───── DOCUMENT SECTION

Analyzing the Report

The columns in the report provide the following information:

  • The index column assigns a reference number to each function.

  • The excl.secs column shows the minimum number of seconds that might be spent in the function under ideal conditions. For example, 21.453 seconds is optimal for the anneal function, the way it is currently written. The pcsamp experiment actually timed this function at 22.279 seconds.

  • The excl.% column shows how much of the program's total time was spent in the function.

  • The cum.% column shows the cumulative percentage of time spent in the functions listed so far.

  • The cycles column shows the total number of machine cycles used by the function. For example, 3,754,320,037 CPU clock cycles were spent in the anneal function.

  • The instructions column shows the total number of instructions executed by a function. For example, the anneal function executed 1,971,220,024 instructions.

  • The calls column shows the total number of calls made to the function. For example, there was just one call to the anneal function.

  • The function (dso:file, line) columns list the function, its DSO name, its file name, and the line number. For example, indexed line one in the preceding report presents statistics for the function anneal in the generic executable. The function's source is found in the file generic.c at IDE number 1573.

An fpe Trace

This section takes you through the steps to perform a floating-point exception (fpe) trace, which identifies functions in which floating-point exceptions have occurred. For more information on the fpe trace, see “Floating-Point Exception Trace” in Chapter 4.

Performing an fpe Trace

From the command line, enter:

% ssrun -fpe generic

Output from generic and from ssrun is printed to stdout. A data file is created with a name generated by concatenating the process name (generic), the experiment type (fpe), and the experiment ID. In this example, the file name is generic.fpe.m12213.

Generating a Report

To generate a report on the data collected, enter the following at the command line:

% prof your_output_file_name > fpe.results

The report should look similar to the following partial listing:

-------------------------------------------------------------------------
SpeedShop profile listing generated Mon Feb  2 13:26:33 1998
   prof generic.fpe.m12213
                 generic (n32): Target program
                           fpe: Experiment name
                        fpe:cu: Marching orders
                 R4400 / R4000: CPU / FPU
                             1: Number of CPUs
                           175: Clock frequency (MHz.)
  Experiment notes--
          From file generic.fpe.m12213:
        Caliper point 0 at target begin, PID 12213
           /usr/demos/SpeedShop/linpack.demos/c/generic
        Caliper point 1 at exit(0)
-------------------------------------------------------------------------
Summary of FPE callstack tracing data (fpe)--
                             4: Total FPEs
                             0: Samples with incomplete traceback
-------------------------------------------------------------------------
Function list, in descending order by exclusive FPEs
-------------------------------------------------------------------------
 [index]  excl.FPEs excl.& cum.% incl.FPEs incl.%  function  (dso: file, line)

   [1]         4 100.0%  100.0%        4 100.0%  fpetraps (generic: generic.c, 405)
   [2]         0   0.0%  100.0%        4 100.0%  __start (generic: crt1text.s, 101)
   [3]         0   0.0%  100.0%        4 100.0%  main (generic: generic.c, 101)
   [4]         0   0.0%  100.0%        4 100.0%  Scriptstring (generic: generic.c, 184)

Analyzing the Report

The report shows information for each function:

  • The index column assigns a reference number to each function.

  • The excl.FPEs column shows how many floating-point exceptions were found in the function. Four floating-point exceptions were found in fpetraps.

  • The excl.% column shows the percentage of the total number of floating-point exceptions that were found in the function.

  • The cum.% column shows the percentage of exclusive floating-point exceptions in the functions that have been listed so far. The list is sorted by the number of floating-point exceptions, with the most in the top line and the least in the bottom line. Because all of the exceptions are in the first function listed in this example, all entries in this column are 100%.

  • The incl.FPEs column shows how many floating-point exceptions were generated by the function and the functions it called.

  • The incl.% column shows the percentage of the program's total number of floating-point exceptions in this function and the functions it called. Because fpetraps is called through all of the other functions, they are all listed as 100%.

  • The function (dso:file, line) columns list the routine name, its DSO name, its file name, and its line number.

──────────

WRITTEN EXERCISE
Reproduce verbatim the part of the SpeedShop section that begins with "The report shows" and ends with "column are 100%.". Rely solely on the SpeedShop section above.

───── DATA BLOCK

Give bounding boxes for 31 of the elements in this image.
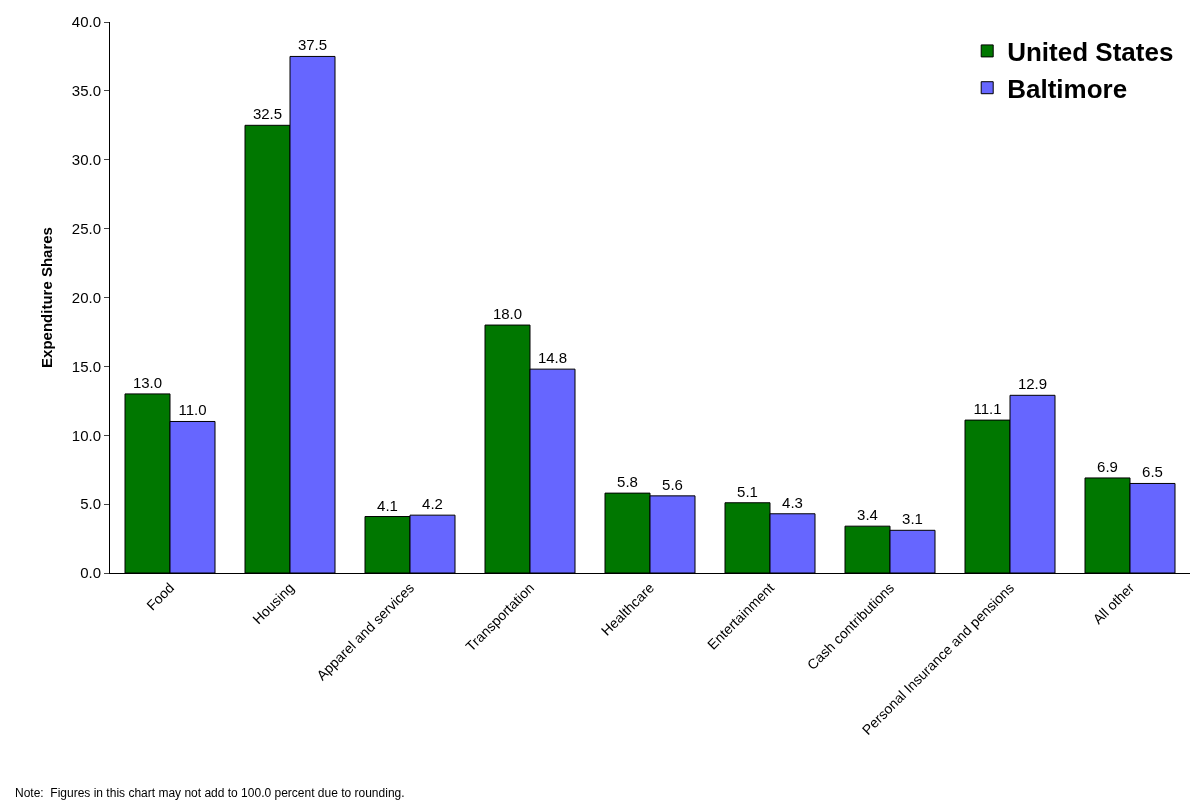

──────────

RESPONSE
The report shows information for each function:

  • The index column assigns a reference number to each function.

  • The excl.FPEs column shows how many floating-point exceptions were found in the function. Four floating-point exceptions were found in fpetraps.

  • The excl.% column shows the percentage of the total number of floating-point exceptions that were found in the function.

  • The cum.% column shows the percentage of exclusive floating-point exceptions in the functions that have been listed so far. The list is sorted by the number of floating-point exceptions, with the most in the top line and the least in the bottom line. Because all of the exceptions are in the first function listed in this example, all entries in this column are 100%.